Text excerpt START

Court of Appeals of Illinois, Fifth District

June 13, 2013

NATIONAL FREIGHT INDUSTRIES, Appellant,
v.
THE ILLINOIS WORKERS' COMPENSATION COMMISSION et al. (Andrew Smith and Fischer Lumber, Appellees). ANDREW SMITH, Appellant,
v.
THE ILLINOIS WORKERS' COMPENSATION COMMISSION et al. (Fischer Lumber, Appellee).

Rehearing denied Date: September 3, 2013

Held: [*] Where claimant suffered two separate work-related back injuries, one in 2006 and the second in 2008, the Workers’ Compensation Commission properly found that the second injury was an independent, intervening cause breaking the causal connection between claimant’s current condition of ill-being and the injury he suffered in 2006, but the Commission’s finding that claimant was not entitled to a permanency award for his first injury was vacated and the cause was remanded for a determination of the permanency attributable to each injury, since the second injury was separate and distinct and claimant was entitled to seek a permanency award as to each injury.

Appeal from the Circuit Court of Madison County, Nos. 10-MR-148, 10- MR-305; the Hon. Clarence W. Harrison II, Judge, presiding.

Julie A. Garrison and Robert Maciorowski, both of Maciorowski, Sackmann & Ulrich, LLP, of Chicago, for appellant National Freight Industries.

Text excerpt END

— Actions to take —
1. According to the court case excerpt, on what date was rehearing denied?
2. Translate this sentence from the court case excerpt into Spanish: "Where claimant suffered two separate work-related back injuries, one in 2006 and the second in 2008, the Workers’ Compensation Commission properly found that the second injury was an independent, intervening cause breaking the causal connection between claimant’s current condition of ill-being and the injury he suffered in 2006, but the Commission’s finding that claimant was not entitled to a permanency award for his first injury was vacated and the cause was remanded for a determination of the permanency attributable to each injury, since the second injury was separate and distinct and claimant was entitled to seek a permanency award as to each injury."

Given entries START

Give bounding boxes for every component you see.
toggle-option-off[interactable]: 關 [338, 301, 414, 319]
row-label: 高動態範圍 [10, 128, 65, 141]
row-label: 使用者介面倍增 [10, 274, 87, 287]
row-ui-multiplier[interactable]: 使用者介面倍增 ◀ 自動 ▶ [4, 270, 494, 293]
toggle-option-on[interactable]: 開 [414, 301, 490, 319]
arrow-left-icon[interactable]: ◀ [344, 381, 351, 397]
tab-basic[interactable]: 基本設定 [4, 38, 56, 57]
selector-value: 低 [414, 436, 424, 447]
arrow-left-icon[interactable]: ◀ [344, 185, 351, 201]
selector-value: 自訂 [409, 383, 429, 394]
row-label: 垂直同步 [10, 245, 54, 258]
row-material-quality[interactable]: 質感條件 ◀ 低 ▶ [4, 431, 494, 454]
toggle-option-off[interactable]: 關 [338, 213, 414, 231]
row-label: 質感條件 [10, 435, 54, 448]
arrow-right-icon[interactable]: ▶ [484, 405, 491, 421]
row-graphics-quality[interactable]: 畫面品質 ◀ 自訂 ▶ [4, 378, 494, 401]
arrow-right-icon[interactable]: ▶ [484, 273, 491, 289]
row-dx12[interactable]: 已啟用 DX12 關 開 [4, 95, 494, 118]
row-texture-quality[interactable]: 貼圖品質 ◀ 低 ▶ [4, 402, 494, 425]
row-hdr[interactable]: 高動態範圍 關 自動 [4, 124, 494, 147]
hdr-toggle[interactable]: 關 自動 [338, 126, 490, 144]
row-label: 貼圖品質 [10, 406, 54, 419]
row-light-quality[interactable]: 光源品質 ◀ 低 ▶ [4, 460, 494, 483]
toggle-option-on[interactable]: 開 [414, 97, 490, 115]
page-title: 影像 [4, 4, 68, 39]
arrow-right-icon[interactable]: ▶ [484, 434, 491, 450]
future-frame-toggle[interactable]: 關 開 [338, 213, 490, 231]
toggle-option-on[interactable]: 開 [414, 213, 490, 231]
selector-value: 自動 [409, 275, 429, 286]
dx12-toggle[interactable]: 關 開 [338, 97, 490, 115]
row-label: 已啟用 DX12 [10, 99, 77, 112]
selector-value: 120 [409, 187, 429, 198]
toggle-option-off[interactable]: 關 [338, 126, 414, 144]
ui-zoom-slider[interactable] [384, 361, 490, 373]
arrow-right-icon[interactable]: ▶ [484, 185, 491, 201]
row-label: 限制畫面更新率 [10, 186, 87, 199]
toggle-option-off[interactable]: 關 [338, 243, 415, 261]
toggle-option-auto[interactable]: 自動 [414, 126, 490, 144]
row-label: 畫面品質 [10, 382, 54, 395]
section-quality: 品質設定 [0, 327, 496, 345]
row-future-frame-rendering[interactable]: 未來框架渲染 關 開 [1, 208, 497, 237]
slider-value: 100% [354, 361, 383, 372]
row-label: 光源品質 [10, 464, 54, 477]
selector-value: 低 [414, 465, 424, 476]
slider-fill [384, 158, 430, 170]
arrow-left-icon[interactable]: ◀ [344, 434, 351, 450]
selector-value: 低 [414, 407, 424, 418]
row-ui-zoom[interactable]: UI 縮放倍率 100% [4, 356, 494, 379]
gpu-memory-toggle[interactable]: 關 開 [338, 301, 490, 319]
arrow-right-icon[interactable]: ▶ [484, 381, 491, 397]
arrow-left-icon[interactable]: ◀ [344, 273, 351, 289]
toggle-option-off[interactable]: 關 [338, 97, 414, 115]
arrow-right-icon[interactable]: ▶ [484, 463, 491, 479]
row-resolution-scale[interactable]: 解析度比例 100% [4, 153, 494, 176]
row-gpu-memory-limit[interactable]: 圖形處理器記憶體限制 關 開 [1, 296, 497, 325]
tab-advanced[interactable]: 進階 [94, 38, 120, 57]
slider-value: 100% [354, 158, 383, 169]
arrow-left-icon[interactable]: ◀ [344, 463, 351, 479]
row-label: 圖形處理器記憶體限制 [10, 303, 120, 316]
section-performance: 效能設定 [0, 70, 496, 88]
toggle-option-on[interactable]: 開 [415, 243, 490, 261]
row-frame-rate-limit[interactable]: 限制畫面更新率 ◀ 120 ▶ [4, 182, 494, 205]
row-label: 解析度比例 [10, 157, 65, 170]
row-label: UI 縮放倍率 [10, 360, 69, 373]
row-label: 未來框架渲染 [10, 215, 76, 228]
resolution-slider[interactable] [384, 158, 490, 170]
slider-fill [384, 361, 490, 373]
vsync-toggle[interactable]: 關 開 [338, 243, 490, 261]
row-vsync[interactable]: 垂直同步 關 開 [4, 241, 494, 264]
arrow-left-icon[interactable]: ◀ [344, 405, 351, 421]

Given entries END

— Task solutions —
1. September 3, 2013

2. Cuando el reclamante sufrió dos lesiones de espalda separadas relacionadas con el trabajo, una en 2006 y la segunda en 2008, la Comisión de Compensación para Trabajadores determinó correctamente que la segunda lesión fue una causa independiente e interviniente que rompió el nexo causal entre el actual estado de mala salud del reclamante y la lesión que sufrió en 2006, pero la determinación de la Comisión de que el reclamante no tenía derecho a una indemnización por incapacidad permanente por su primera lesión fue anulada y la causa fue devuelta para que se determinara la incapacidad permanente atribuible a cada lesión, ya que la segunda lesión fue separada y distinta y el reclamante tenía derecho a solicitar una indemnización por incapacidad permanente respecto de cada lesión.